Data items
==*==

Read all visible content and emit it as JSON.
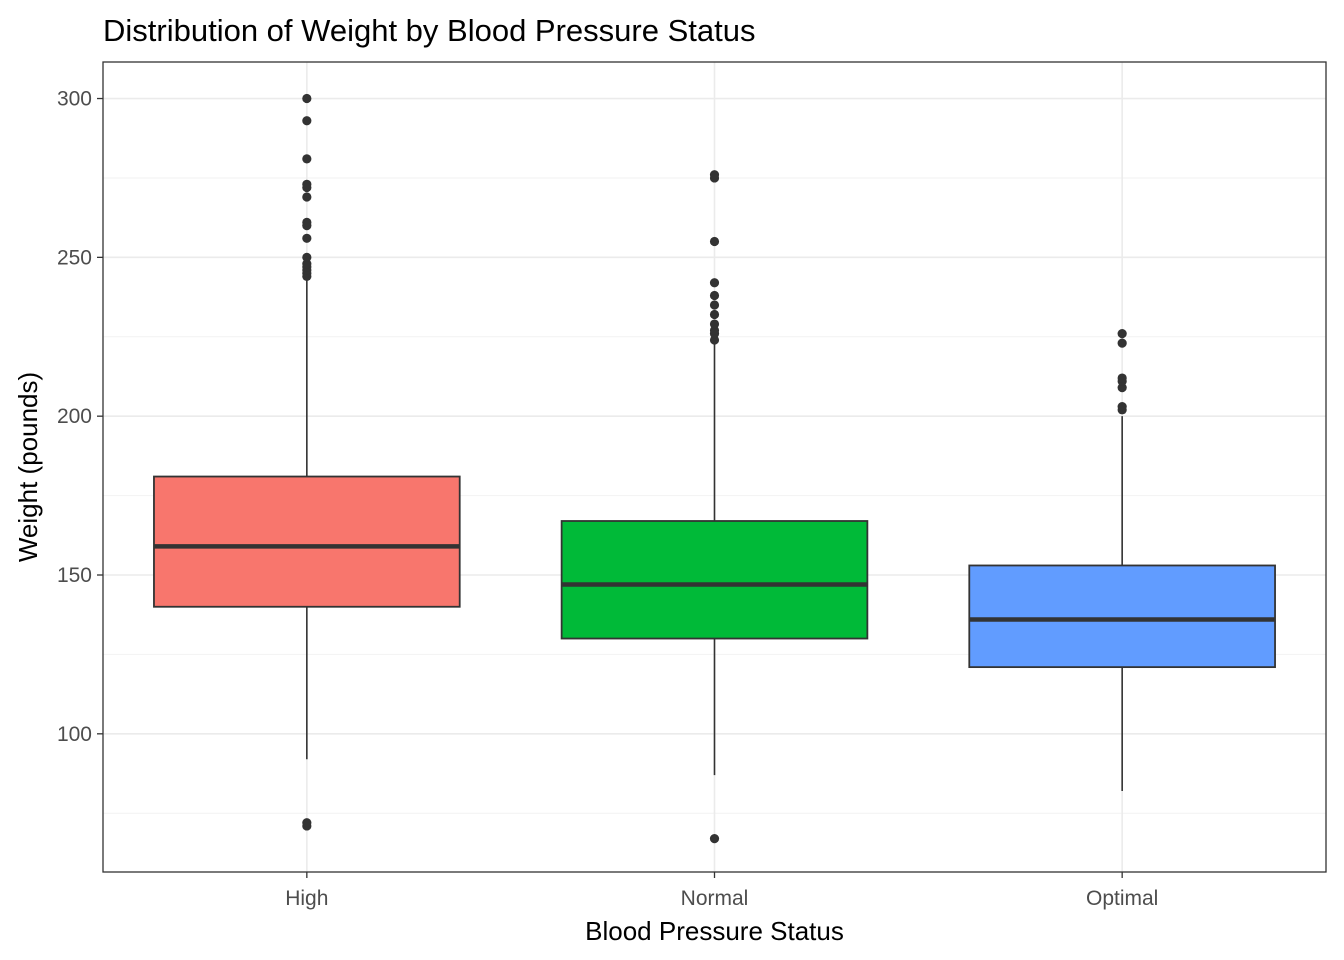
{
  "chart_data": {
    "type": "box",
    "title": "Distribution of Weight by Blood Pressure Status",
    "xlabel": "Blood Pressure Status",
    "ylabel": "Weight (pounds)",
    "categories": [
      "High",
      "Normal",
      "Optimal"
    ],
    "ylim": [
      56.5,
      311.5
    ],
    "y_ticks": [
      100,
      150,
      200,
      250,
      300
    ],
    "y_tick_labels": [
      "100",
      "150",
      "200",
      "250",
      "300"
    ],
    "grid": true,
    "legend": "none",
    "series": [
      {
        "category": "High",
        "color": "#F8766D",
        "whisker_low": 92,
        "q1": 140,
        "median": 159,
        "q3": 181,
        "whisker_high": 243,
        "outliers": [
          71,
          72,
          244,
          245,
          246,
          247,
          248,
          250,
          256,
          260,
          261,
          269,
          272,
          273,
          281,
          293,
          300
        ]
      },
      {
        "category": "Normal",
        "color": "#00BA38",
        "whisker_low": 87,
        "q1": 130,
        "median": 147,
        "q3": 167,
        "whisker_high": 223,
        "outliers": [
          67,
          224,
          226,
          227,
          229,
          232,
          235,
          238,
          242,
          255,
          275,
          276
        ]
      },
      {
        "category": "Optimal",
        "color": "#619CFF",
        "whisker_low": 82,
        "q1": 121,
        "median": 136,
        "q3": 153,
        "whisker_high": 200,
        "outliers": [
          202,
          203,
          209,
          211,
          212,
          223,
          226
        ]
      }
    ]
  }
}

==*==

Instructions for the task: Your task is to report how many lines of the material include the string "color". Give the number and no other words.

Exercise solution: 3